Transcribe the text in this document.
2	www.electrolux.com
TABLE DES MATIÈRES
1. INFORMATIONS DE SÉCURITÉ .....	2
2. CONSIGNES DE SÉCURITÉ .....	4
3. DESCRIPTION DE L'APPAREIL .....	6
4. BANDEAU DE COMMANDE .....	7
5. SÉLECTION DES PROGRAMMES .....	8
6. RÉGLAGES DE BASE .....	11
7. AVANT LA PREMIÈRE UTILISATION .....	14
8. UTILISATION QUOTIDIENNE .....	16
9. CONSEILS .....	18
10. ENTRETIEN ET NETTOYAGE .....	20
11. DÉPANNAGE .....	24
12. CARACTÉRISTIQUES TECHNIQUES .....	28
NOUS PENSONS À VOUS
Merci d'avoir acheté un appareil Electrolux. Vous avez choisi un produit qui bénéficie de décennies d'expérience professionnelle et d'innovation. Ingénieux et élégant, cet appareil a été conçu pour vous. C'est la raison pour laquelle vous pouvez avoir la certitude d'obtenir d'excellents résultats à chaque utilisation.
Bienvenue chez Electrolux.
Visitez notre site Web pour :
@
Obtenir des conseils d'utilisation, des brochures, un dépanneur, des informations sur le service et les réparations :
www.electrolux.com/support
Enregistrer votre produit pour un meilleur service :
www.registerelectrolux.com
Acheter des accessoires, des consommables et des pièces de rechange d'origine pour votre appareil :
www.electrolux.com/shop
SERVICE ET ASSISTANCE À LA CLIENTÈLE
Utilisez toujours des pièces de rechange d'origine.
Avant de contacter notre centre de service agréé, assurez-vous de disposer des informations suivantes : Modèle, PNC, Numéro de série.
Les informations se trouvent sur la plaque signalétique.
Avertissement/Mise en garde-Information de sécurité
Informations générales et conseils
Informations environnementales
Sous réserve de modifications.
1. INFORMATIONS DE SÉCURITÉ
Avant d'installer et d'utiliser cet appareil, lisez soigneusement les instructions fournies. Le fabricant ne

++++++

__What you need to do__: Print the records above exactly as they appear.

__Exercise result__:
Transcribe the text in this document.
2	www.electrolux.com
TABLE DES MATIÈRES
1. INFORMATIONS DE SÉCURITÉ .....	2
2. CONSIGNES DE SÉCURITÉ .....	4
3. DESCRIPTION DE L'APPAREIL .....	6
4. BANDEAU DE COMMANDE .....	7
5. SÉLECTION DES PROGRAMMES .....	8
6. RÉGLAGES DE BASE .....	11
7. AVANT LA PREMIÈRE UTILISATION .....	14
8. UTILISATION QUOTIDIENNE .....	16
9. CONSEILS .....	18
10. ENTRETIEN ET NETTOYAGE .....	20
11. DÉPANNAGE .....	24
12. CARACTÉRISTIQUES TECHNIQUES .....	28
NOUS PENSONS À VOUS
Merci d'avoir acheté un appareil Electrolux. Vous avez choisi un produit qui bénéficie de décennies d'expérience professionnelle et d'innovation. Ingénieux et élégant, cet appareil a été conçu pour vous. C'est la raison pour laquelle vous pouvez avoir la certitude d'obtenir d'excellents résultats à chaque utilisation.
Bienvenue chez Electrolux.
Visitez notre site Web pour :
@
Obtenir des conseils d'utilisation, des brochures, un dépanneur, des informations sur le service et les réparations :
www.electrolux.com/support
Enregistrer votre produit pour un meilleur service :
www.registerelectrolux.com
Acheter des accessoires, des consommables et des pièces de rechange d'origine pour votre appareil :
www.electrolux.com/shop
SERVICE ET ASSISTANCE À LA CLIENTÈLE
Utilisez toujours des pièces de rechange d'origine.
Avant de contacter notre centre de service agréé, assurez-vous de disposer des informations suivantes : Modèle, PNC, Numéro de série.
Les informations se trouvent sur la plaque signalétique.
Avertissement/Mise en garde-Information de sécurité
Informations générales et conseils
Informations environnementales
Sous réserve de modifications.
1. INFORMATIONS DE SÉCURITÉ
Avant d'installer et d'utiliser cet appareil, lisez soigneusement les instructions fournies. Le fabricant ne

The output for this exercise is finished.